══ RECORDS SUPPLIED ══

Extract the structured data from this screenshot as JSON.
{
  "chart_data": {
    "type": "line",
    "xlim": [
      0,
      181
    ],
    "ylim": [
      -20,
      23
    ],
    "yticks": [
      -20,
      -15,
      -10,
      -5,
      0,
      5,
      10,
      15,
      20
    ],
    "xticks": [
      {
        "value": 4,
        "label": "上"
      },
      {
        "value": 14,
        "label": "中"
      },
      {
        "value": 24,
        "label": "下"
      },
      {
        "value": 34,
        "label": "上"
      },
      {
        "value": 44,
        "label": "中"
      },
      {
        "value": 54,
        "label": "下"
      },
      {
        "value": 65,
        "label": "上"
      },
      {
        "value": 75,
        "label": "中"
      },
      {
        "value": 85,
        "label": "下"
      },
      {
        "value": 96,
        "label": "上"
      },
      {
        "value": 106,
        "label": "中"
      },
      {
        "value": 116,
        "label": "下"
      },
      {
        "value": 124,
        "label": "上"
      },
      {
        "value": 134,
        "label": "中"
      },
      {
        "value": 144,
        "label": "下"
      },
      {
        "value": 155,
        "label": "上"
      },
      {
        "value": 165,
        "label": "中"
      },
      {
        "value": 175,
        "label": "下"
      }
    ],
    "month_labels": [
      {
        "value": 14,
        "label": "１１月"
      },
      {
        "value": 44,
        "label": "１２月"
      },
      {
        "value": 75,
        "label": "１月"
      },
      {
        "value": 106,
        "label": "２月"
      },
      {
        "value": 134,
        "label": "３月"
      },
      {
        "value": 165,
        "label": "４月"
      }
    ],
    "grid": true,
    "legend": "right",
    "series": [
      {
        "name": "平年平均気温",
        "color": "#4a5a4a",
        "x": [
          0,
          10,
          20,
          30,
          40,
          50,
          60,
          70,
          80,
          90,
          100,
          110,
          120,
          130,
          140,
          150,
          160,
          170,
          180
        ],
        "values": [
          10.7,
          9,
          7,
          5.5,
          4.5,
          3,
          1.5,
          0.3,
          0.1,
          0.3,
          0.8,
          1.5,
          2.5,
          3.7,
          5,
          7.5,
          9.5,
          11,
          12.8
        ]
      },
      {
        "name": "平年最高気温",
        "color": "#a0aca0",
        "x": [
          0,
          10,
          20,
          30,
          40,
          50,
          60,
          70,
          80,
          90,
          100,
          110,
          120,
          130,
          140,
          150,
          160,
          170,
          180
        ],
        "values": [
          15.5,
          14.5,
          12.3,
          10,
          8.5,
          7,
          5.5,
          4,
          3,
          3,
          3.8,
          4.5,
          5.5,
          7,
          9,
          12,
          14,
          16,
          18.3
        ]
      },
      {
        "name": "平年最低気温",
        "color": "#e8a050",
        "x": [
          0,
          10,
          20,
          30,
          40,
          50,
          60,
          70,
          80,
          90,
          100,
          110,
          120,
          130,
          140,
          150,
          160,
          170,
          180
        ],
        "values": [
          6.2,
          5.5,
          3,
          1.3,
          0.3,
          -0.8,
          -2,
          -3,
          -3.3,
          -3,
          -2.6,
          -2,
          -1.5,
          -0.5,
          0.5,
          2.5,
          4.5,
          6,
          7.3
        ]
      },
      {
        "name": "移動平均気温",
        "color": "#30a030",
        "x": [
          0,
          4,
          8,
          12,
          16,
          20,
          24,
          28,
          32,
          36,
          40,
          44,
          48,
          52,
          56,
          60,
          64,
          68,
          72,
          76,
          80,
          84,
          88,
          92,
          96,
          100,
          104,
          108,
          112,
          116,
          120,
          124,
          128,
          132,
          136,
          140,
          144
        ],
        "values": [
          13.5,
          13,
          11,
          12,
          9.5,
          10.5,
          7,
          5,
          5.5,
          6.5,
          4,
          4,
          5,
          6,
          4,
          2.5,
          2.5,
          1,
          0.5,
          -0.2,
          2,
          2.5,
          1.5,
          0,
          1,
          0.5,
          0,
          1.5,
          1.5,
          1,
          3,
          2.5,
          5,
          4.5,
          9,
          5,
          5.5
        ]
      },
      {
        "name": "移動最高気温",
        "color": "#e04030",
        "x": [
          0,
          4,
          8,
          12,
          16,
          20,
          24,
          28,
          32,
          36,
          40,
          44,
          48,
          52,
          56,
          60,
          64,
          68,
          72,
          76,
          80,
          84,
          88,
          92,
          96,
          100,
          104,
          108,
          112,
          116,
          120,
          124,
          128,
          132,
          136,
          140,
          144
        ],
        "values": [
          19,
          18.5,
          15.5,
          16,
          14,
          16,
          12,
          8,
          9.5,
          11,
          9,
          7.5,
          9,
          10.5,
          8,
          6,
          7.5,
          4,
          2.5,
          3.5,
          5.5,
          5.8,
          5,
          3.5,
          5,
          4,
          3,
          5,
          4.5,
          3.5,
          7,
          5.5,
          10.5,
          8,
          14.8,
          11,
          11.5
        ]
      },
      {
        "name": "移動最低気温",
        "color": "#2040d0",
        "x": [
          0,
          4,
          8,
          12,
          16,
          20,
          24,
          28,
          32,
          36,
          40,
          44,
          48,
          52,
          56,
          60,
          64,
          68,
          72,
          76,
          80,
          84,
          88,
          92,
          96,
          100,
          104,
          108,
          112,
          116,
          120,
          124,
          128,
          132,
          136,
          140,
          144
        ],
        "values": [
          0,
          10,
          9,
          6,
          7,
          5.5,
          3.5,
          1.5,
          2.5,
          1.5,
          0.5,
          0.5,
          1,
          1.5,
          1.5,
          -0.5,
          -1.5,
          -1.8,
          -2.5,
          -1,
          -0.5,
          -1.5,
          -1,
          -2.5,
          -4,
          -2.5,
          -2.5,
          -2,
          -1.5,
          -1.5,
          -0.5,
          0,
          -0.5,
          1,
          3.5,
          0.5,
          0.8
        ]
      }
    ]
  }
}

═══

Go over the records above and tally the lines with the word "name" in them. Give the number alone.

6